## BEGIN Information provided
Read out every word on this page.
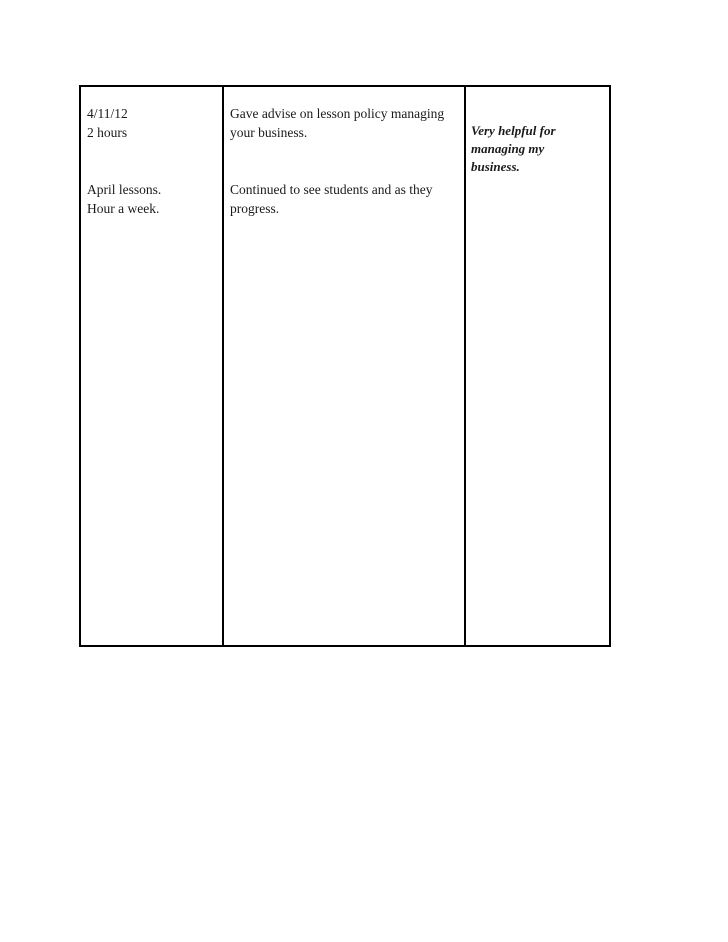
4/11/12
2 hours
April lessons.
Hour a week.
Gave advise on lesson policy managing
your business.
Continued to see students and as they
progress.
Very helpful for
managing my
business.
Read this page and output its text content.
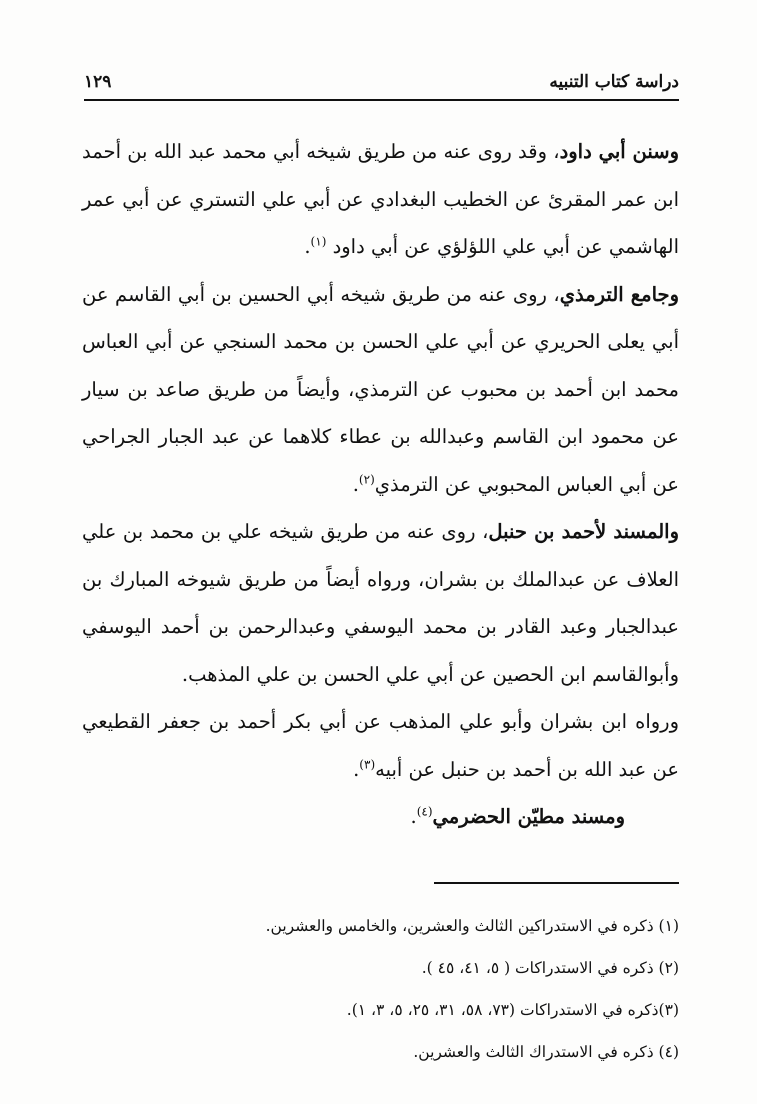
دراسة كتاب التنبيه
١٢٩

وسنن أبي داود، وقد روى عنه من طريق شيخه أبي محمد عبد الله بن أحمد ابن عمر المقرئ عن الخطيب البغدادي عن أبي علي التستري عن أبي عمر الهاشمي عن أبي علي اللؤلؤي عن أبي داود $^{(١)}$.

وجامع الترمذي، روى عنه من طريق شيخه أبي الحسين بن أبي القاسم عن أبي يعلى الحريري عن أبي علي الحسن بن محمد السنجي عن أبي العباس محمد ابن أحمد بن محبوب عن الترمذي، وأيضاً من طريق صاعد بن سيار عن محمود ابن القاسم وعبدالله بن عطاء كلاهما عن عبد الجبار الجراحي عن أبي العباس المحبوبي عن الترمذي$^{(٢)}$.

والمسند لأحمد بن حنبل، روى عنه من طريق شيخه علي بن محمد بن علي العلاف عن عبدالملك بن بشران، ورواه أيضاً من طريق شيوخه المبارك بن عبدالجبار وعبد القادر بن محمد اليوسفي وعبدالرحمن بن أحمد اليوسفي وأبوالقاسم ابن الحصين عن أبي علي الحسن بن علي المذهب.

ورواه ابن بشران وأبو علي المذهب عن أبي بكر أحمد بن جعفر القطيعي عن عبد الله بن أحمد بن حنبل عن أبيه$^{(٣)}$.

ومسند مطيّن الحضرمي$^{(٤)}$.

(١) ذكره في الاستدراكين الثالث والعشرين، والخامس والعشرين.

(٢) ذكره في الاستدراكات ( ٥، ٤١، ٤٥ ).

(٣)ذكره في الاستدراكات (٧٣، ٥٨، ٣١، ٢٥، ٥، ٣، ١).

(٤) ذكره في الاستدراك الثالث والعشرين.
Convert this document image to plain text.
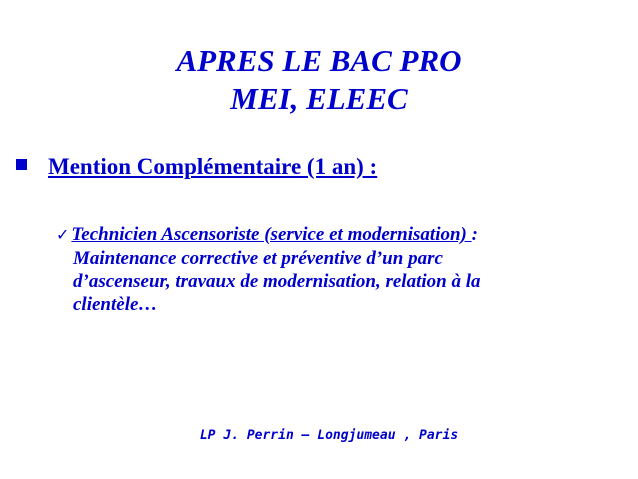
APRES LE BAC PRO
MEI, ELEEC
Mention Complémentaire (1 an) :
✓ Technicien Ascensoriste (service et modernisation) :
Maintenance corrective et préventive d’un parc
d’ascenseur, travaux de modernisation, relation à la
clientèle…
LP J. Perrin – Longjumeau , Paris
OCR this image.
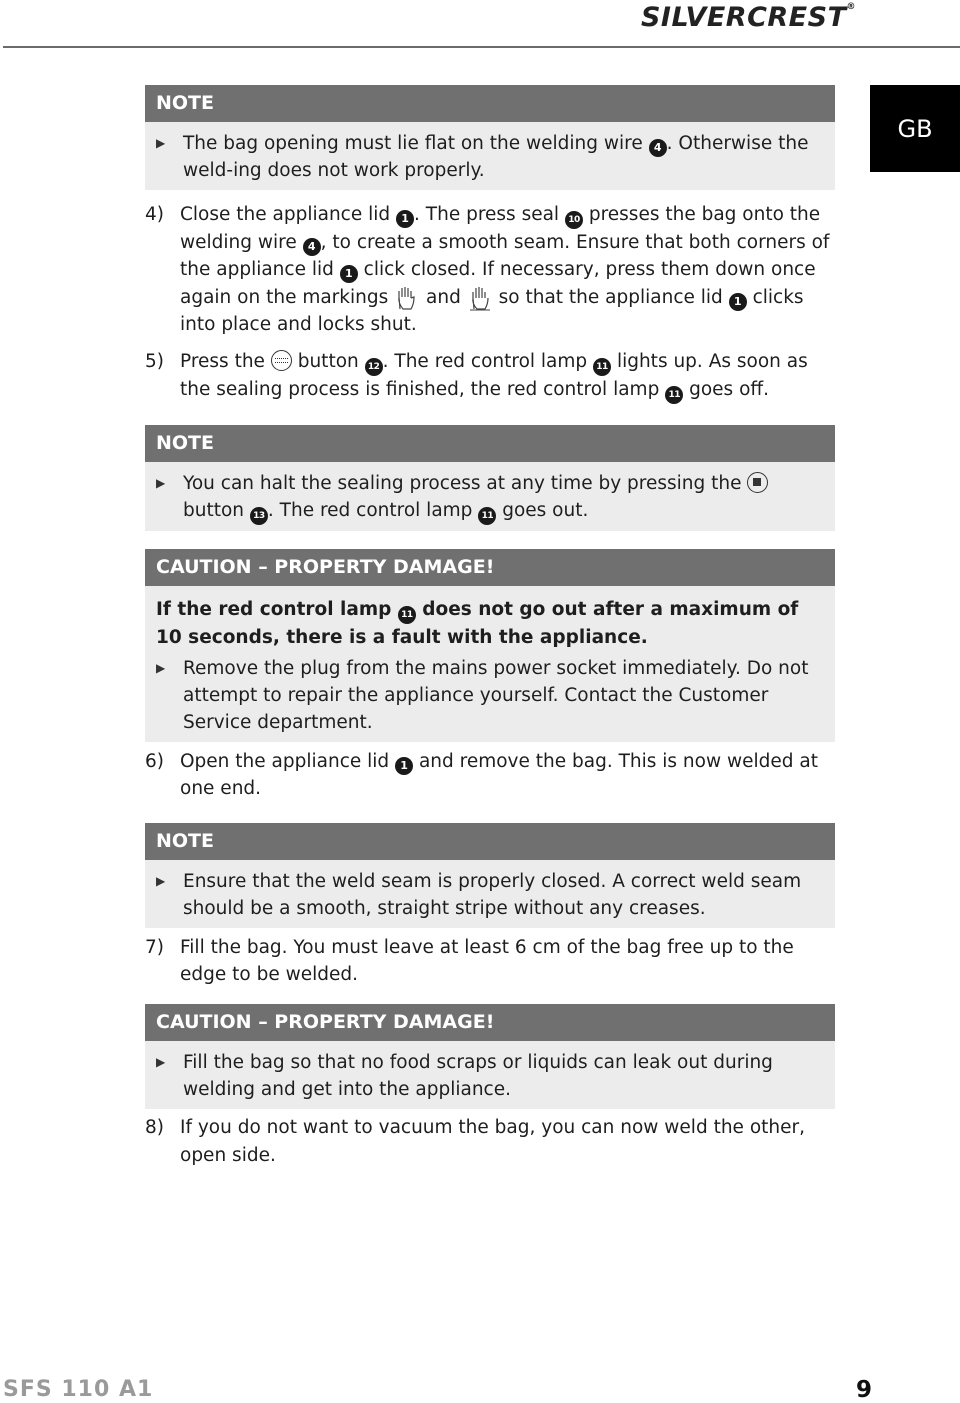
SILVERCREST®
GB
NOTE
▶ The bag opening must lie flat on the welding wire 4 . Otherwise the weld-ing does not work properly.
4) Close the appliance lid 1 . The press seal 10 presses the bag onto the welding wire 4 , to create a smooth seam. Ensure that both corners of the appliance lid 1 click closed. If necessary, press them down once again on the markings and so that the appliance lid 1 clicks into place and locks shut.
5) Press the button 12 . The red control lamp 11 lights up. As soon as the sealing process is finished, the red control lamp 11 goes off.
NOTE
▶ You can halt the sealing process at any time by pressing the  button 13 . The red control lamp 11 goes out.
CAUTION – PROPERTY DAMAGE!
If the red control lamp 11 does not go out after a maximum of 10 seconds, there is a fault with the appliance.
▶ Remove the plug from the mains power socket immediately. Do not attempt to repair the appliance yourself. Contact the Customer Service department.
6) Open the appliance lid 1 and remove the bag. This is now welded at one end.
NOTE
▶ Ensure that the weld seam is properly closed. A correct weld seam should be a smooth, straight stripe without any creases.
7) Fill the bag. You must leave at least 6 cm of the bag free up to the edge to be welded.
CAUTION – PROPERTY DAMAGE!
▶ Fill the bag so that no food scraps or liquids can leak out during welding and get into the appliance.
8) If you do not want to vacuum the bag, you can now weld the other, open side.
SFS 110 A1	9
## END Information provided
Problem to solve: Return only the number of lines in the data that contain "sealing".

Task response: 2